• [Activity]: Reproduce all the entries exactly and keep the pictures out.

• [Stored data]:
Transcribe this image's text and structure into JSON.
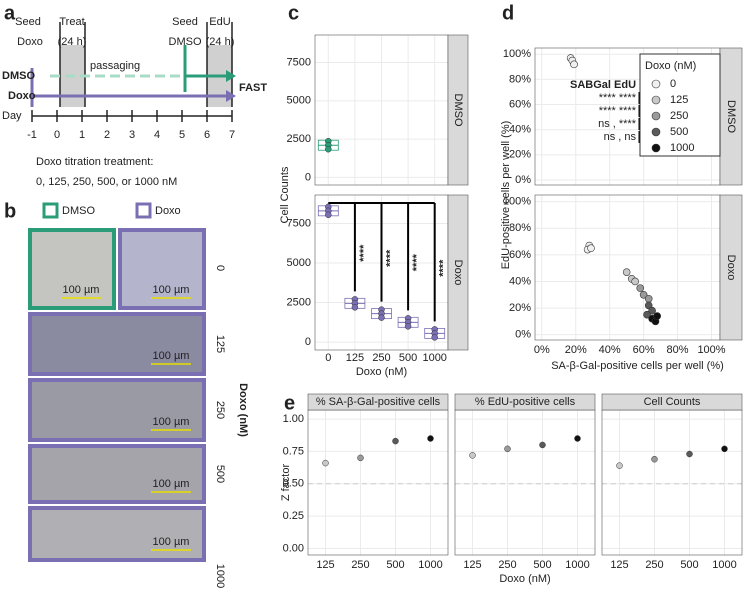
{
  "panel_labels": [
    "a",
    "b",
    "c",
    "d",
    "e"
  ],
  "timeline": {
    "seed_doxo": [
      "Seed",
      "Doxo"
    ],
    "treat": [
      "Treat",
      "(24 h)"
    ],
    "seed_dmso": [
      "Seed",
      "DMSO"
    ],
    "edu": [
      "EdU",
      "(24 h)"
    ],
    "arrow_dmso": "DMSO",
    "passaging": "passaging",
    "arrow_doxo": "Doxo",
    "fast": "FAST",
    "day_label": "Day",
    "days": [
      -1,
      0,
      1,
      2,
      3,
      4,
      5,
      6,
      7
    ],
    "note": [
      "Doxo titration treatment:",
      "0, 125, 250, 500, or 1000 nM"
    ]
  },
  "images": {
    "legend": [
      "DMSO",
      "Doxo"
    ],
    "doses": [
      "0",
      "125",
      "250",
      "500",
      "1000"
    ],
    "dose_title": "Doxo (nM)",
    "scale_bar": "100 µm"
  },
  "chart_data": [
    {
      "type": "box",
      "facet": "DMSO",
      "categories": [
        "0",
        "125",
        "250",
        "500",
        "1000"
      ],
      "values": [
        2100,
        null,
        null,
        null,
        null
      ],
      "color": "#2a9d78",
      "ylim": [
        -500,
        9300
      ],
      "yticks": [
        0,
        2500,
        5000,
        7500
      ],
      "grid": true
    },
    {
      "type": "box",
      "facet": "Doxo",
      "categories": [
        "0",
        "125",
        "250",
        "500",
        "1000"
      ],
      "values": [
        8300,
        2450,
        1800,
        1250,
        550
      ],
      "color": "#7b6fb3",
      "ylim": [
        -500,
        9300
      ],
      "yticks": [
        0,
        2500,
        5000,
        7500
      ],
      "grid": true,
      "y_label": "Cell Counts",
      "x_label": "Doxo (nM)",
      "annotations": [
        "****",
        "****",
        "****",
        "****"
      ]
    },
    {
      "type": "scatter",
      "facet": "DMSO",
      "series": [
        {
          "name": "0",
          "color": "#f0f0f0",
          "x": [
            17,
            18,
            19
          ],
          "y": [
            97,
            95,
            92
          ]
        }
      ],
      "xlim": [
        -4,
        105
      ],
      "ylim": [
        -4,
        105
      ],
      "yticks": [
        {
          "value": 0,
          "label": "0%"
        },
        {
          "value": 20,
          "label": "20%"
        },
        {
          "value": 40,
          "label": "40%"
        },
        {
          "value": 60,
          "label": "60%"
        },
        {
          "value": 80,
          "label": "80%"
        },
        {
          "value": 100,
          "label": "100%"
        }
      ],
      "annotation_header": "SABGal EdU",
      "annotations": [
        "**** ****",
        "**** ****",
        "ns , ****",
        "ns , ns"
      ],
      "grid": true
    },
    {
      "type": "scatter",
      "facet": "Doxo",
      "legend_title": "Doxo (nM)",
      "series": [
        {
          "name": "0",
          "color": "#f0f0f0",
          "x": [
            28,
            27,
            29
          ],
          "y": [
            67,
            64,
            65
          ]
        },
        {
          "name": "125",
          "color": "#c8c8c8",
          "x": [
            50,
            53,
            55
          ],
          "y": [
            47,
            42,
            40
          ]
        },
        {
          "name": "250",
          "color": "#9a9a9a",
          "x": [
            58,
            60,
            63
          ],
          "y": [
            35,
            30,
            27
          ]
        },
        {
          "name": "500",
          "color": "#5a5a5a",
          "x": [
            63,
            65,
            62
          ],
          "y": [
            22,
            18,
            15
          ]
        },
        {
          "name": "1000",
          "color": "#111111",
          "x": [
            65,
            67,
            68
          ],
          "y": [
            12,
            10,
            14
          ]
        }
      ],
      "xlim": [
        -4,
        105
      ],
      "ylim": [
        -4,
        105
      ],
      "xticks": [
        {
          "value": 0,
          "label": "0%"
        },
        {
          "value": 20,
          "label": "20%"
        },
        {
          "value": 40,
          "label": "40%"
        },
        {
          "value": 60,
          "label": "60%"
        },
        {
          "value": 80,
          "label": "80%"
        },
        {
          "value": 100,
          "label": "100%"
        }
      ],
      "yticks": [
        {
          "value": 0,
          "label": "0%"
        },
        {
          "value": 20,
          "label": "20%"
        },
        {
          "value": 40,
          "label": "40%"
        },
        {
          "value": 60,
          "label": "60%"
        },
        {
          "value": 80,
          "label": "80%"
        },
        {
          "value": 100,
          "label": "100%"
        }
      ],
      "x_label": "SA-β-Gal-positive cells per well (%)",
      "y_label": "EdU-positive cells per well (%)",
      "grid": true
    },
    {
      "type": "dot",
      "facet": "% SA-β-Gal-positive cells",
      "categories": [
        "125",
        "250",
        "500",
        "1000"
      ],
      "values": [
        0.66,
        0.7,
        0.83,
        0.85
      ],
      "colors": [
        "#c8c8c8",
        "#9a9a9a",
        "#5a5a5a",
        "#111111"
      ],
      "ylim": [
        -0.05,
        1.07
      ],
      "reference_line": 0.5,
      "yticks": [
        {
          "value": 0,
          "label": "0.00"
        },
        {
          "value": 0.25,
          "label": "0.25"
        },
        {
          "value": 0.5,
          "label": "0.50"
        },
        {
          "value": 0.75,
          "label": "0.75"
        },
        {
          "value": 1,
          "label": "1.00"
        }
      ],
      "y_label": "Z factor",
      "grid": true
    },
    {
      "type": "dot",
      "facet": "% EdU-positive cells",
      "categories": [
        "125",
        "250",
        "500",
        "1000"
      ],
      "values": [
        0.72,
        0.77,
        0.8,
        0.85
      ],
      "colors": [
        "#c8c8c8",
        "#9a9a9a",
        "#5a5a5a",
        "#111111"
      ],
      "ylim": [
        -0.05,
        1.07
      ],
      "reference_line": 0.5,
      "x_label": "Doxo (nM)",
      "grid": true
    },
    {
      "type": "dot",
      "facet": "Cell Counts",
      "categories": [
        "125",
        "250",
        "500",
        "1000"
      ],
      "values": [
        0.64,
        0.69,
        0.73,
        0.77
      ],
      "colors": [
        "#c8c8c8",
        "#9a9a9a",
        "#5a5a5a",
        "#111111"
      ],
      "ylim": [
        -0.05,
        1.07
      ],
      "reference_line": 0.5,
      "grid": true
    }
  ]
}
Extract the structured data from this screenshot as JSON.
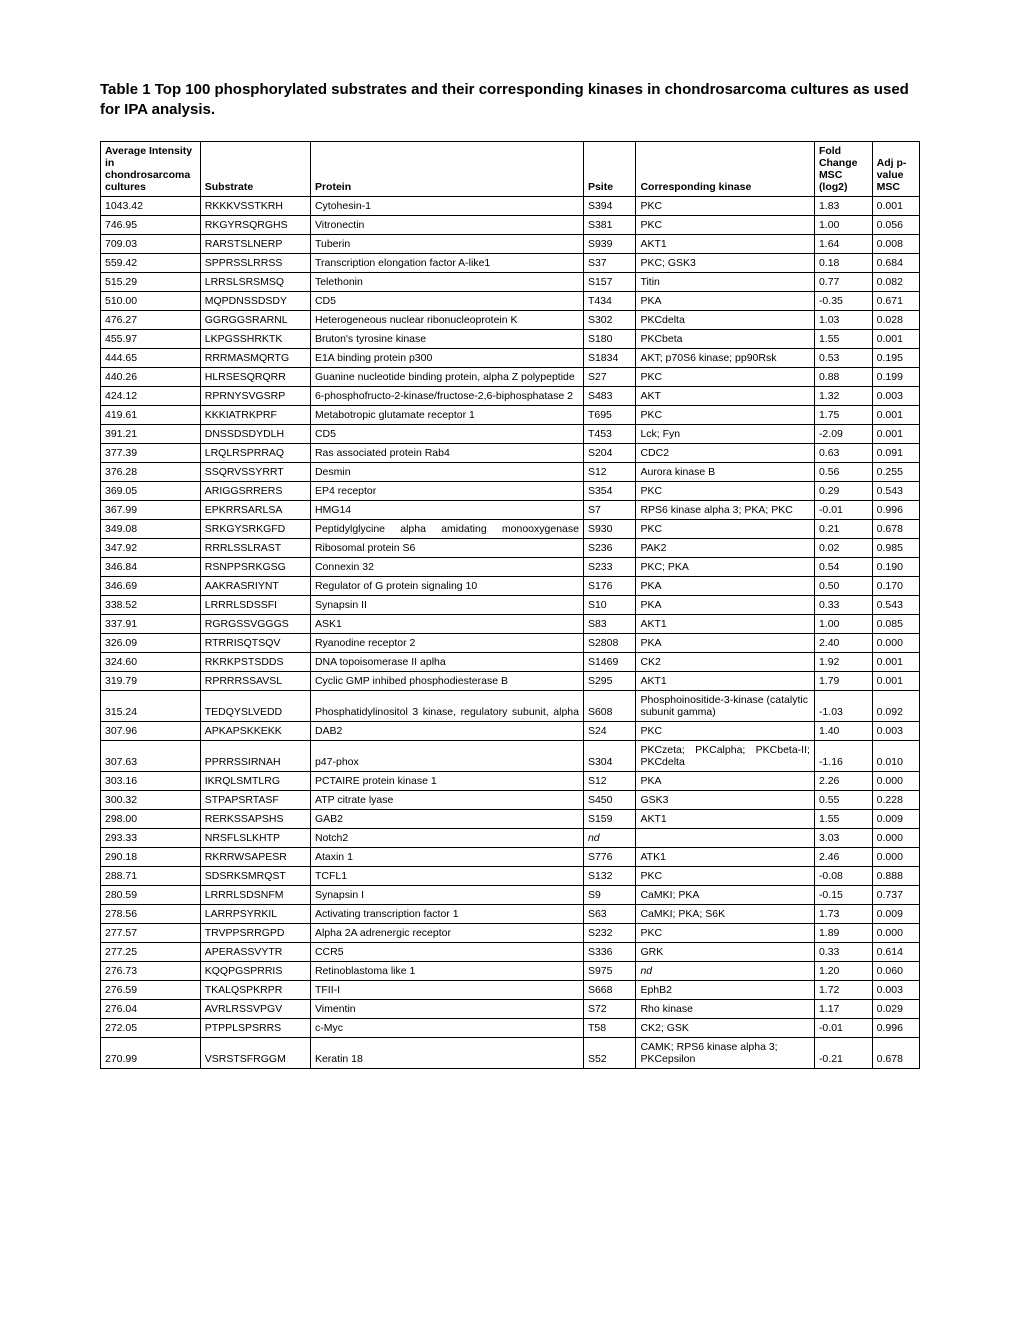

• [Your solution]:
Transcribe this image's text and structure into JSON.
{
  "panel_labels": [
    "a",
    "b",
    "c",
    "d",
    "e"
  ],
  "timeline": {
    "seed_doxo": [
      "Seed",
      "Doxo"
    ],
    "treat": [
      "Treat",
      "(24 h)"
    ],
    "seed_dmso": [
      "Seed",
      "DMSO"
    ],
    "edu": [
      "EdU",
      "(24 h)"
    ],
    "arrow_dmso": "DMSO",
    "passaging": "passaging",
    "arrow_doxo": "Doxo",
    "fast": "FAST",
    "day_label": "Day",
    "days": [
      -1,
      0,
      1,
      2,
      3,
      4,
      5,
      6,
      7
    ],
    "note": [
      "Doxo titration treatment:",
      "0, 125, 250, 500, or 1000 nM"
    ]
  },
  "images": {
    "legend": [
      "DMSO",
      "Doxo"
    ],
    "doses": [
      "0",
      "125",
      "250",
      "500",
      "1000"
    ],
    "dose_title": "Doxo (nM)",
    "scale_bar": "100 µm"
  },
  "chart_data": [
    {
      "type": "box",
      "facet": "DMSO",
      "categories": [
        "0",
        "125",
        "250",
        "500",
        "1000"
      ],
      "values": [
        2100,
        null,
        null,
        null,
        null
      ],
      "color": "#2a9d78",
      "ylim": [
        -500,
        9300
      ],
      "yticks": [
        0,
        2500,
        5000,
        7500
      ],
      "grid": true
    },
    {
      "type": "box",
      "facet": "Doxo",
      "categories": [
        "0",
        "125",
        "250",
        "500",
        "1000"
      ],
      "values": [
        8300,
        2450,
        1800,
        1250,
        550
      ],
      "color": "#7b6fb3",
      "ylim": [
        -500,
        9300
      ],
      "yticks": [
        0,
        2500,
        5000,
        7500
      ],
      "grid": true,
      "y_label": "Cell Counts",
      "x_label": "Doxo (nM)",
      "annotations": [
        "****",
        "****",
        "****",
        "****"
      ]
    },
    {
      "type": "scatter",
      "facet": "DMSO",
      "series": [
        {
          "name": "0",
          "color": "#f0f0f0",
          "x": [
            17,
            18,
            19
          ],
          "y": [
            97,
            95,
            92
          ]
        }
      ],
      "xlim": [
        -4,
        105
      ],
      "ylim": [
        -4,
        105
      ],
      "yticks": [
        {
          "value": 0,
          "label": "0%"
        },
        {
          "value": 20,
          "label": "20%"
        },
        {
          "value": 40,
          "label": "40%"
        },
        {
          "value": 60,
          "label": "60%"
        },
        {
          "value": 80,
          "label": "80%"
        },
        {
          "value": 100,
          "label": "100%"
        }
      ],
      "annotation_header": "SABGal EdU",
      "annotations": [
        "**** ****",
        "**** ****",
        "ns , ****",
        "ns , ns"
      ],
      "grid": true
    },
    {
      "type": "scatter",
      "facet": "Doxo",
      "legend_title": "Doxo (nM)",
      "series": [
        {
          "name": "0",
          "color": "#f0f0f0",
          "x": [
            28,
            27,
            29
          ],
          "y": [
            67,
            64,
            65
          ]
        },
        {
          "name": "125",
          "color": "#c8c8c8",
          "x": [
            50,
            53,
            55
          ],
          "y": [
            47,
            42,
            40
          ]
        },
        {
          "name": "250",
          "color": "#9a9a9a",
          "x": [
            58,
            60,
            63
          ],
          "y": [
            35,
            30,
            27
          ]
        },
        {
          "name": "500",
          "color": "#5a5a5a",
          "x": [
            63,
            65,
            62
          ],
          "y": [
            22,
            18,
            15
          ]
        },
        {
          "name": "1000",
          "color": "#111111",
          "x": [
            65,
            67,
            68
          ],
          "y": [
            12,
            10,
            14
          ]
        }
      ],
      "xlim": [
        -4,
        105
      ],
      "ylim": [
        -4,
        105
      ],
      "xticks": [
        {
          "value": 0,
          "label": "0%"
        },
        {
          "value": 20,
          "label": "20%"
        },
        {
          "value": 40,
          "label": "40%"
        },
        {
          "value": 60,
          "label": "60%"
        },
        {
          "value": 80,
          "label": "80%"
        },
        {
          "value": 100,
          "label": "100%"
        }
      ],
      "yticks": [
        {
          "value": 0,
          "label": "0%"
        },
        {
          "value": 20,
          "label": "20%"
        },
        {
          "value": 40,
          "label": "40%"
        },
        {
          "value": 60,
          "label": "60%"
        },
        {
          "value": 80,
          "label": "80%"
        },
        {
          "value": 100,
          "label": "100%"
        }
      ],
      "x_label": "SA-β-Gal-positive cells per well (%)",
      "y_label": "EdU-positive cells per well (%)",
      "grid": true
    },
    {
      "type": "dot",
      "facet": "% SA-β-Gal-positive cells",
      "categories": [
        "125",
        "250",
        "500",
        "1000"
      ],
      "values": [
        0.66,
        0.7,
        0.83,
        0.85
      ],
      "colors": [
        "#c8c8c8",
        "#9a9a9a",
        "#5a5a5a",
        "#111111"
      ],
      "ylim": [
        -0.05,
        1.07
      ],
      "reference_line": 0.5,
      "yticks": [
        {
          "value": 0,
          "label": "0.00"
        },
        {
          "value": 0.25,
          "label": "0.25"
        },
        {
          "value": 0.5,
          "label": "0.50"
        },
        {
          "value": 0.75,
          "label": "0.75"
        },
        {
          "value": 1,
          "label": "1.00"
        }
      ],
      "y_label": "Z factor",
      "grid": true
    },
    {
      "type": "dot",
      "facet": "% EdU-positive cells",
      "categories": [
        "125",
        "250",
        "500",
        "1000"
      ],
      "values": [
        0.72,
        0.77,
        0.8,
        0.85
      ],
      "colors": [
        "#c8c8c8",
        "#9a9a9a",
        "#5a5a5a",
        "#111111"
      ],
      "ylim": [
        -0.05,
        1.07
      ],
      "reference_line": 0.5,
      "x_label": "Doxo (nM)",
      "grid": true
    },
    {
      "type": "dot",
      "facet": "Cell Counts",
      "categories": [
        "125",
        "250",
        "500",
        "1000"
      ],
      "values": [
        0.64,
        0.69,
        0.73,
        0.77
      ],
      "colors": [
        "#c8c8c8",
        "#9a9a9a",
        "#5a5a5a",
        "#111111"
      ],
      "ylim": [
        -0.05,
        1.07
      ],
      "reference_line": 0.5,
      "grid": true
    }
  ]
}
Extract the structured data from this screenshot as JSON.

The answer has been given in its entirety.